====== Data section

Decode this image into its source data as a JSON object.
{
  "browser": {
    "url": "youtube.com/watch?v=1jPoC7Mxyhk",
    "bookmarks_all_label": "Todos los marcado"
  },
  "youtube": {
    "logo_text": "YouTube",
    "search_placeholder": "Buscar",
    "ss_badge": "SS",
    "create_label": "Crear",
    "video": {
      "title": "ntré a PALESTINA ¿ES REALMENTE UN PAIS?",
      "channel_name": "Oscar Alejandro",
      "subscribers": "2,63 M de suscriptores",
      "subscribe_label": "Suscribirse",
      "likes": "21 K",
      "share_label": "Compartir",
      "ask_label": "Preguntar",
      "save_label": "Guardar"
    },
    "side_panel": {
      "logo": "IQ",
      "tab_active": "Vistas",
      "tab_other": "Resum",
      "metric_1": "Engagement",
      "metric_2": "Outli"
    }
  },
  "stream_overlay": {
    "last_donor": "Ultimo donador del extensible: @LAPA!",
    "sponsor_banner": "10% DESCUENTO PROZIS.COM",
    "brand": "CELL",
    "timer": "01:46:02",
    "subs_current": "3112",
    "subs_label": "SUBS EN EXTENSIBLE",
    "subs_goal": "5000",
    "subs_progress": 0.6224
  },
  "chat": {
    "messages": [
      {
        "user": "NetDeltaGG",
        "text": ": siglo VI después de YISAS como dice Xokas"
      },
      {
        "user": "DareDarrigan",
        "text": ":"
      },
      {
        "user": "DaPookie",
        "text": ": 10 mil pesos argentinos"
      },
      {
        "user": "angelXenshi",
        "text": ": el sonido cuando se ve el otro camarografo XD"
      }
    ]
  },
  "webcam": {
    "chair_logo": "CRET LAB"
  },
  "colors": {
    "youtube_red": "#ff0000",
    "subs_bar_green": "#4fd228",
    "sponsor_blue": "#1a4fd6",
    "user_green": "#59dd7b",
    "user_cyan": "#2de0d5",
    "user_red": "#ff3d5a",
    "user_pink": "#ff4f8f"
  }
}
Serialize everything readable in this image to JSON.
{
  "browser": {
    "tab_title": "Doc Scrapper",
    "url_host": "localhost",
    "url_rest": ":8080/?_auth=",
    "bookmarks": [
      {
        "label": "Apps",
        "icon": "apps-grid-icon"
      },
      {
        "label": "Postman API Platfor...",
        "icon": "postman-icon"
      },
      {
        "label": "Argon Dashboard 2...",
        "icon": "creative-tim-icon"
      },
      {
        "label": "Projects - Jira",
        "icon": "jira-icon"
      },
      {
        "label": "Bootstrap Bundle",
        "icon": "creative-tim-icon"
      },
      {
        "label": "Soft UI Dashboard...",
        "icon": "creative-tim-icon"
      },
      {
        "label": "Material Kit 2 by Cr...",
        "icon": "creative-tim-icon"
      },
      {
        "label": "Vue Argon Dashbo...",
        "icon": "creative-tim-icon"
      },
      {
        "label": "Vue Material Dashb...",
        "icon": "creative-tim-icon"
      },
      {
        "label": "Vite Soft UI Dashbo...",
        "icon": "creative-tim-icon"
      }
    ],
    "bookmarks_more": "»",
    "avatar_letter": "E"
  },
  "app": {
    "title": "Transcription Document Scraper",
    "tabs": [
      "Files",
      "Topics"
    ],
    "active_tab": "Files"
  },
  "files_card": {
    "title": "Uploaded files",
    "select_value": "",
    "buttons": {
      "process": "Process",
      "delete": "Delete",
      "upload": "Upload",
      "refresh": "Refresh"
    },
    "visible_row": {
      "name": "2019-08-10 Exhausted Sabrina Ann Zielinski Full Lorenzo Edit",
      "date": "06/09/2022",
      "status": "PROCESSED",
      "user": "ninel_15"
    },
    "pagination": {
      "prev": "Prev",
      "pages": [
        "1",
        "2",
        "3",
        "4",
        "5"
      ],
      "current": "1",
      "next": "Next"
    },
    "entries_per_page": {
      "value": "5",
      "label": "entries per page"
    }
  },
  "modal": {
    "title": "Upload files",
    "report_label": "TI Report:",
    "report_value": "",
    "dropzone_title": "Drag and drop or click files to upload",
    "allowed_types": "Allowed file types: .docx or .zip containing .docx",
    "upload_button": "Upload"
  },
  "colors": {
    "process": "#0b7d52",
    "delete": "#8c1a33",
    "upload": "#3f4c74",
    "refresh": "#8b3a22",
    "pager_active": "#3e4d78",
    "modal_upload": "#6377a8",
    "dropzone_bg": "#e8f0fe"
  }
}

============

== Short exercise ==
Output the full listing exactly as it stands.

== Exercise output ==
Decode this image into its source data as a JSON object.
{
  "browser": {
    "url": "youtube.com/watch?v=1jPoC7Mxyhk",
    "bookmarks_all_label": "Todos los marcado"
  },
  "youtube": {
    "logo_text": "YouTube",
    "search_placeholder": "Buscar",
    "ss_badge": "SS",
    "create_label": "Crear",
    "video": {
      "title": "ntré a PALESTINA ¿ES REALMENTE UN PAIS?",
      "channel_name": "Oscar Alejandro",
      "subscribers": "2,63 M de suscriptores",
      "subscribe_label": "Suscribirse",
      "likes": "21 K",
      "share_label": "Compartir",
      "ask_label": "Preguntar",
      "save_label": "Guardar"
    },
    "side_panel": {
      "logo": "IQ",
      "tab_active": "Vistas",
      "tab_other": "Resum",
      "metric_1": "Engagement",
      "metric_2": "Outli"
    }
  },
  "stream_overlay": {
    "last_donor": "Ultimo donador del extensible: @LAPA!",
    "sponsor_banner": "10% DESCUENTO PROZIS.COM",
    "brand": "CELL",
    "timer": "01:46:02",
    "subs_current": "3112",
    "subs_label": "SUBS EN EXTENSIBLE",
    "subs_goal": "5000",
    "subs_progress": 0.6224
  },
  "chat": {
    "messages": [
      {
        "user": "NetDeltaGG",
        "text": ": siglo VI después de YISAS como dice Xokas"
      },
      {
        "user": "DareDarrigan",
        "text": ":"
      },
      {
        "user": "DaPookie",
        "text": ": 10 mil pesos argentinos"
      },
      {
        "user": "angelXenshi",
        "text": ": el sonido cuando se ve el otro camarografo XD"
      }
    ]
  },
  "webcam": {
    "chair_logo": "CRET LAB"
  },
  "colors": {
    "youtube_red": "#ff0000",
    "subs_bar_green": "#4fd228",
    "sponsor_blue": "#1a4fd6",
    "user_green": "#59dd7b",
    "user_cyan": "#2de0d5",
    "user_red": "#ff3d5a",
    "user_pink": "#ff4f8f"
  }
}
Serialize everything readable in this image to JSON.
{
  "browser": {
    "tab_title": "Doc Scrapper",
    "url_host": "localhost",
    "url_rest": ":8080/?_auth=",
    "bookmarks": [
      {
        "label": "Apps",
        "icon": "apps-grid-icon"
      },
      {
        "label": "Postman API Platfor...",
        "icon": "postman-icon"
      },
      {
        "label": "Argon Dashboard 2...",
        "icon": "creative-tim-icon"
      },
      {
        "label": "Projects - Jira",
        "icon": "jira-icon"
      },
      {
        "label": "Bootstrap Bundle",
        "icon": "creative-tim-icon"
      },
      {
        "label": "Soft UI Dashboard...",
        "icon": "creative-tim-icon"
      },
      {
        "label": "Material Kit 2 by Cr...",
        "icon": "creative-tim-icon"
      },
      {
        "label": "Vue Argon Dashbo...",
        "icon": "creative-tim-icon"
      },
      {
        "label": "Vue Material Dashb...",
        "icon": "creative-tim-icon"
      },
      {
        "label": "Vite Soft UI Dashbo...",
        "icon": "creative-tim-icon"
      }
    ],
    "bookmarks_more": "»",
    "avatar_letter": "E"
  },
  "app": {
    "title": "Transcription Document Scraper",
    "tabs": [
      "Files",
      "Topics"
    ],
    "active_tab": "Files"
  },
  "files_card": {
    "title": "Uploaded files",
    "select_value": "",
    "buttons": {
      "process": "Process",
      "delete": "Delete",
      "upload": "Upload",
      "refresh": "Refresh"
    },
    "visible_row": {
      "name": "2019-08-10 Exhausted Sabrina Ann Zielinski Full Lorenzo Edit",
      "date": "06/09/2022",
      "status": "PROCESSED",
      "user": "ninel_15"
    },
    "pagination": {
      "prev": "Prev",
      "pages": [
        "1",
        "2",
        "3",
        "4",
        "5"
      ],
      "current": "1",
      "next": "Next"
    },
    "entries_per_page": {
      "value": "5",
      "label": "entries per page"
    }
  },
  "modal": {
    "title": "Upload files",
    "report_label": "TI Report:",
    "report_value": "",
    "dropzone_title": "Drag and drop or click files to upload",
    "allowed_types": "Allowed file types: .docx or .zip containing .docx",
    "upload_button": "Upload"
  },
  "colors": {
    "process": "#0b7d52",
    "delete": "#8c1a33",
    "upload": "#3f4c74",
    "refresh": "#8b3a22",
    "pager_active": "#3e4d78",
    "modal_upload": "#6377a8",
    "dropzone_bg": "#e8f0fe"
  }
}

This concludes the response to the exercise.